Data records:

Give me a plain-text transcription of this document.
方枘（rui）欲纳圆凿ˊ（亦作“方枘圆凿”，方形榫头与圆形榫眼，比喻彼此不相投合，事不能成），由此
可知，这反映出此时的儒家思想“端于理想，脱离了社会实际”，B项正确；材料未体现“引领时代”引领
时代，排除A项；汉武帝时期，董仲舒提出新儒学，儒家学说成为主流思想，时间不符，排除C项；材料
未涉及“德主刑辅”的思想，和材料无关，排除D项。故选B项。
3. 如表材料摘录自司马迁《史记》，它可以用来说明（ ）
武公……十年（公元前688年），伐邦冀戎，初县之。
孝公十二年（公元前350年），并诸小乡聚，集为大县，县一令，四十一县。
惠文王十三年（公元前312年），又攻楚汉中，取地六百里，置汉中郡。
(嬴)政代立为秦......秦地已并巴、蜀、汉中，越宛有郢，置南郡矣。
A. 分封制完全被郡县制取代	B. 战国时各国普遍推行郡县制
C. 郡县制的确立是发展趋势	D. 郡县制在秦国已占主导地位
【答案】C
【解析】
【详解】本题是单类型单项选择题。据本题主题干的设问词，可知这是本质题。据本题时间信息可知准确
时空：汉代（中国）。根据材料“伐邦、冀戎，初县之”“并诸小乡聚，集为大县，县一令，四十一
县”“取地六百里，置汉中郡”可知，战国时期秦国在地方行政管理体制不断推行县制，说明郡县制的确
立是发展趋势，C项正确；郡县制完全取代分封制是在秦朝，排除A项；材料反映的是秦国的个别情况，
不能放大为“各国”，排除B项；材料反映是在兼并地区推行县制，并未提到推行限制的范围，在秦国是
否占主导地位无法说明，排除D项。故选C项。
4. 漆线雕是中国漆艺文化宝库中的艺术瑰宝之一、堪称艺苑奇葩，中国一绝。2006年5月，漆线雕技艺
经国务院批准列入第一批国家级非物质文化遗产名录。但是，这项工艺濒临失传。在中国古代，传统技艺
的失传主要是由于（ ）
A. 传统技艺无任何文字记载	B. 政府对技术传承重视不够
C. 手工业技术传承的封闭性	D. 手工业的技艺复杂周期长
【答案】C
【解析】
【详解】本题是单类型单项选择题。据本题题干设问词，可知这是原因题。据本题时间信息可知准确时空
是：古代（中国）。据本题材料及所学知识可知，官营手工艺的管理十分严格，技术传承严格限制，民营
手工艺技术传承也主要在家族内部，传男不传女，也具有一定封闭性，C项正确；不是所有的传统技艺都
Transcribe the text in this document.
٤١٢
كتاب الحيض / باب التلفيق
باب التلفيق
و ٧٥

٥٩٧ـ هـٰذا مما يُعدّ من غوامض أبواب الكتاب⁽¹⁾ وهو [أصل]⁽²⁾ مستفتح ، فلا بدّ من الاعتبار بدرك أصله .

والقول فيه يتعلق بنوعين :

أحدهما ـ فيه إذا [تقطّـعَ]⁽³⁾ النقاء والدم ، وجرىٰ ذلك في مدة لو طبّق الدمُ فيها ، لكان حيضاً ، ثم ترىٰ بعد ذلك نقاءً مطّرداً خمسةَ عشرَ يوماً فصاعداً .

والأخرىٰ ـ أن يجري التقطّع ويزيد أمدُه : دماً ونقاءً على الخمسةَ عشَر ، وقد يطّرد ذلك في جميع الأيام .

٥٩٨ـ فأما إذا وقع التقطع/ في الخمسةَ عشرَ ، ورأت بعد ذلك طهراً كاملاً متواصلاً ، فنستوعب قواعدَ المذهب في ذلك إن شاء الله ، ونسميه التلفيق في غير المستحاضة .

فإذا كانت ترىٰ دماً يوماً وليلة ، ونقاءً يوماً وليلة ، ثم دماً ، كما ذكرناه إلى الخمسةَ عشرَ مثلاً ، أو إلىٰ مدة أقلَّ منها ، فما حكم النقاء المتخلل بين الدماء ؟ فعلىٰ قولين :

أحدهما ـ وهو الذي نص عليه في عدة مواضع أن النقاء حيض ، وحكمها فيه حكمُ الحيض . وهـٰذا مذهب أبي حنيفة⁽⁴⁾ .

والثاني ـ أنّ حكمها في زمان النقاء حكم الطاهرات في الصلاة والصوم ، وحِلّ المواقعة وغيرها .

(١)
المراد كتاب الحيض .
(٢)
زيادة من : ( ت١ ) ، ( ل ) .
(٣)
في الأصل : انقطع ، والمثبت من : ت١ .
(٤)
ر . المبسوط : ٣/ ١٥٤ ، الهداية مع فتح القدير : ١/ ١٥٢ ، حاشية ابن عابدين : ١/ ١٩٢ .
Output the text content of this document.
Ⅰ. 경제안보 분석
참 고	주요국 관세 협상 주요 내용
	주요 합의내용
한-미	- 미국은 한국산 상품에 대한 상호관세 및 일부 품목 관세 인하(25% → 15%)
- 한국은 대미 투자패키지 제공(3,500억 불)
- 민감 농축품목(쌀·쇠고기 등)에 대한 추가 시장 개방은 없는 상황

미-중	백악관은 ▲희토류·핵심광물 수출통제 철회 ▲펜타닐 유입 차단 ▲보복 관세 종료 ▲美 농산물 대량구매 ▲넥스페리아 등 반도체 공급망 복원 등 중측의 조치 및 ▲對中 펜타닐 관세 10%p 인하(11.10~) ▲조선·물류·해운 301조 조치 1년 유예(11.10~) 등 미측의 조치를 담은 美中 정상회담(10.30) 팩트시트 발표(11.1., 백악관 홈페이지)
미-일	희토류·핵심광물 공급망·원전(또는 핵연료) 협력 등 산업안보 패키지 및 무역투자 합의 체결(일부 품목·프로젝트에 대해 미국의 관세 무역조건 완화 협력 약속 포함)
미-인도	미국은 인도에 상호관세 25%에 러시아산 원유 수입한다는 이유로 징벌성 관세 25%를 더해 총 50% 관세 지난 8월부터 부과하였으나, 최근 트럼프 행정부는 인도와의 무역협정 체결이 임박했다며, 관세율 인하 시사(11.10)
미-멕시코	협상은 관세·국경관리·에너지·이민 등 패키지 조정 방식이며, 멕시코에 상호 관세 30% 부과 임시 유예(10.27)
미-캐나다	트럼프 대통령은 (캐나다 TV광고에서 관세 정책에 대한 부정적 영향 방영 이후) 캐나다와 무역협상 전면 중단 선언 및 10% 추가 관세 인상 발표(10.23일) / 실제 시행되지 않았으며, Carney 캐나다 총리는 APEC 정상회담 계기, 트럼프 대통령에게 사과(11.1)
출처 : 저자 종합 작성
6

## PROBLEM DETAILS
Using the listing above, pick out each line that contains the word "置汉中郡", then copy it.

## SOLUTION BELOW
惠文王十三年（公元前312年），又攻楚汉中，取地六百里，置汉中郡。
县”“取地六百里，置汉中郡”可知，战国时期秦国在地方行政管理体制不断推行县制，说明郡县制的确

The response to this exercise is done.